> [LISTED RECORDS]:
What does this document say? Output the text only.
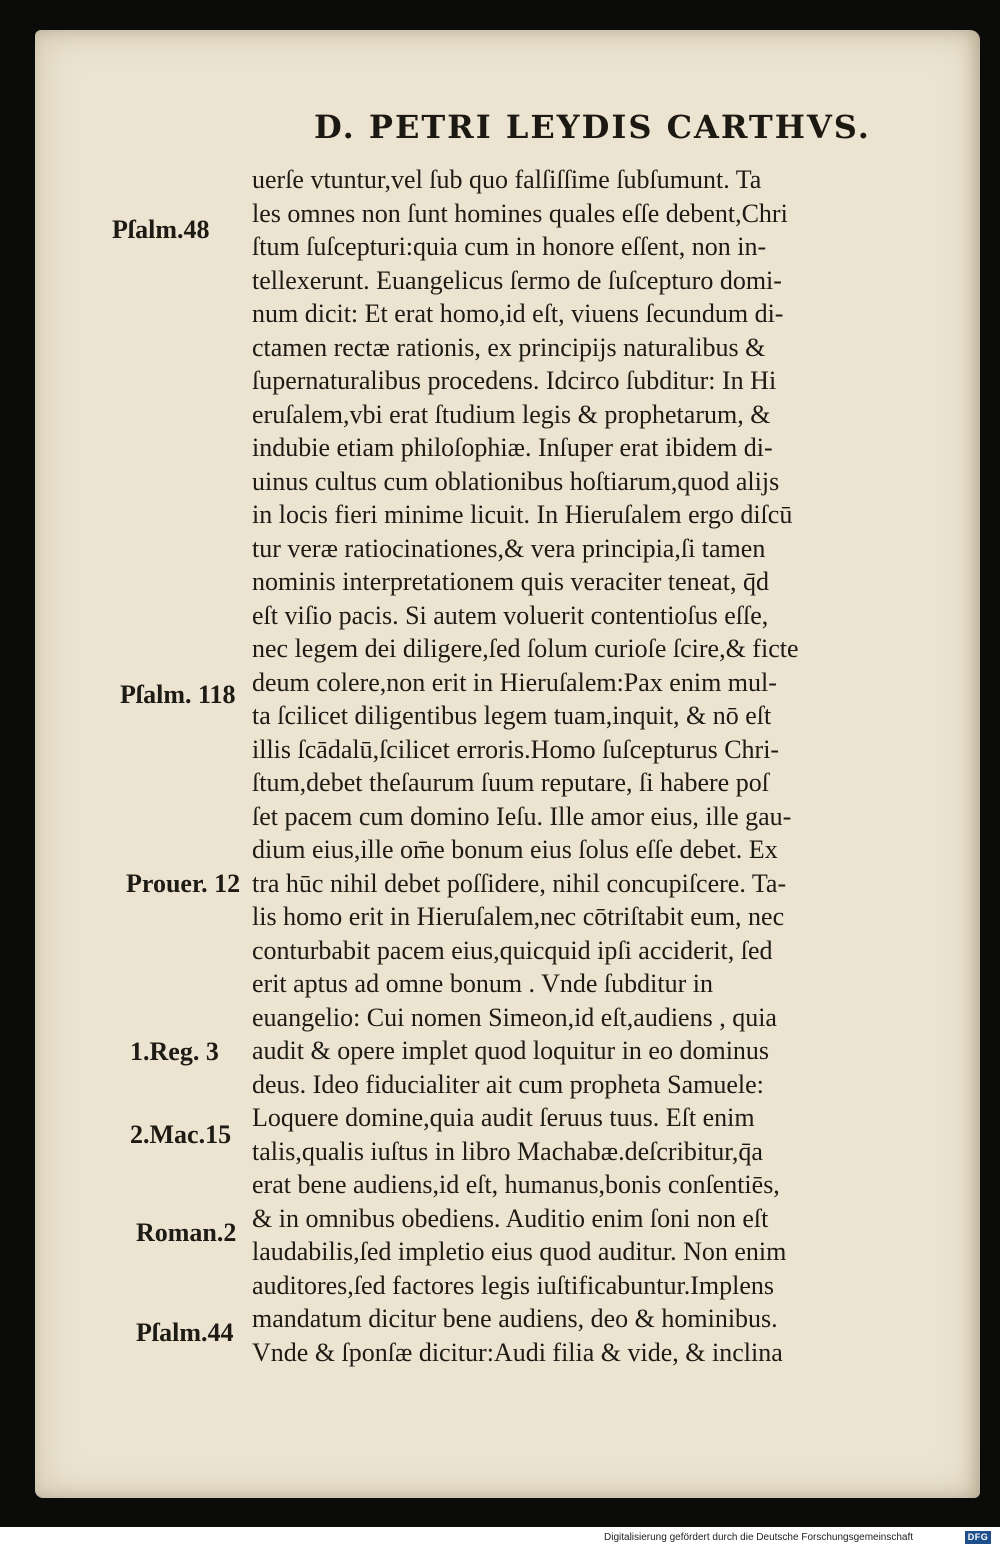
D. PETRI LEYDIS CARTHVS.
uerſe vtuntur,vel ſub quo falſiſſime ſubſumunt. Ta
les omnes non ſunt homines quales eſſe debent,Chri
ſtum ſuſcepturi:quia cum in honore eſſent, non in-
tellexerunt. Euangelicus ſermo de ſuſcepturo domi-
num dicit: Et erat homo,id eſt, viuens ſecundum di-
ctamen rectæ rationis, ex principijs naturalibus &
ſupernaturalibus procedens. Idcirco ſubditur: In Hi
eruſalem,vbi erat ſtudium legis & prophetarum, &
indubie etiam philoſophiæ. Inſuper erat ibidem di-
uinus cultus cum oblationibus hoſtiarum,quod alijs
in locis fieri minime licuit. In Hieruſalem ergo diſcū
tur veræ ratiocinationes,& vera principia,ſi tamen
nominis interpretationem quis veraciter teneat, q̄d
eſt viſio pacis. Si autem voluerit contentioſus eſſe,
nec legem dei diligere,ſed ſolum curioſe ſcire,& ficte
deum colere,non erit in Hieruſalem:Pax enim mul-
ta ſcilicet diligentibus legem tuam,inquit, & nō eſt
illis ſcādalū,ſcilicet erroris.Homo ſuſcepturus Chri-
ſtum,debet theſaurum ſuum reputare, ſi habere poſ
ſet pacem cum domino Ieſu. Ille amor eius, ille gau-
dium eius,ille om̄e bonum eius ſolus eſſe debet. Ex
tra hūc nihil debet poſſidere, nihil concupiſcere. Ta-
lis homo erit in Hieruſalem,nec cōtriſtabit eum, nec
conturbabit pacem eius,quicquid ipſi acciderit, ſed
erit aptus ad omne bonum . Vnde ſubditur in
euangelio: Cui nomen Simeon,id eſt,audiens , quia
audit & opere implet quod loquitur in eo dominus
deus. Ideo fiducialiter ait cum propheta Samuele:
Loquere domine,quia audit ſeruus tuus. Eſt enim
talis,qualis iuſtus in libro Machabæ.deſcribitur,q̄a
erat bene audiens,id eſt, humanus,bonis conſentiēs,
& in omnibus obediens. Auditio enim ſoni non eſt
laudabilis,ſed impletio eius quod auditur. Non enim
auditores,ſed factores legis iuſtificabuntur.Implens
mandatum dicitur bene audiens, deo & hominibus.
Vnde & ſponſæ dicitur:Audi filia & vide, & inclina

Pſalm.48

Pſalm. 118

Prouer. 12

1.Reg. 3

2.Mac.15

Roman.2

Pſalm.44

Digitalisierung gefördert durch die Deutsche Forschungsgemeinschaft	DFG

> [SET PROBLEM]: Your job is to transcribe the entries above exactly; skip the pictures.

> [WRITTEN SOLUTION]:
What does this document say? Output the text only.
D. PETRI LEYDIS CARTHVS.
uerſe vtuntur,vel ſub quo falſiſſime ſubſumunt. Ta
les omnes non ſunt homines quales eſſe debent,Chri
ſtum ſuſcepturi:quia cum in honore eſſent, non in-
tellexerunt. Euangelicus ſermo de ſuſcepturo domi-
num dicit: Et erat homo,id eſt, viuens ſecundum di-
ctamen rectæ rationis, ex principijs naturalibus &
ſupernaturalibus procedens. Idcirco ſubditur: In Hi
eruſalem,vbi erat ſtudium legis & prophetarum, &
indubie etiam philoſophiæ. Inſuper erat ibidem di-
uinus cultus cum oblationibus hoſtiarum,quod alijs
in locis fieri minime licuit. In Hieruſalem ergo diſcū
tur veræ ratiocinationes,& vera principia,ſi tamen
nominis interpretationem quis veraciter teneat, q̄d
eſt viſio pacis. Si autem voluerit contentioſus eſſe,
nec legem dei diligere,ſed ſolum curioſe ſcire,& ficte
deum colere,non erit in Hieruſalem:Pax enim mul-
ta ſcilicet diligentibus legem tuam,inquit, & nō eſt
illis ſcādalū,ſcilicet erroris.Homo ſuſcepturus Chri-
ſtum,debet theſaurum ſuum reputare, ſi habere poſ
ſet pacem cum domino Ieſu. Ille amor eius, ille gau-
dium eius,ille om̄e bonum eius ſolus eſſe debet. Ex
tra hūc nihil debet poſſidere, nihil concupiſcere. Ta-
lis homo erit in Hieruſalem,nec cōtriſtabit eum, nec
conturbabit pacem eius,quicquid ipſi acciderit, ſed
erit aptus ad omne bonum . Vnde ſubditur in
euangelio: Cui nomen Simeon,id eſt,audiens , quia
audit & opere implet quod loquitur in eo dominus
deus. Ideo fiducialiter ait cum propheta Samuele:
Loquere domine,quia audit ſeruus tuus. Eſt enim
talis,qualis iuſtus in libro Machabæ.deſcribitur,q̄a
erat bene audiens,id eſt, humanus,bonis conſentiēs,
& in omnibus obediens. Auditio enim ſoni non eſt
laudabilis,ſed impletio eius quod auditur. Non enim
auditores,ſed factores legis iuſtificabuntur.Implens
mandatum dicitur bene audiens, deo & hominibus.
Vnde & ſponſæ dicitur:Audi filia & vide, & inclina

Pſalm.48

Pſalm. 118

Prouer. 12

1.Reg. 3

2.Mac.15

Roman.2

Pſalm.44

Digitalisierung gefördert durch die Deutsche Forschungsgemeinschaft	DFG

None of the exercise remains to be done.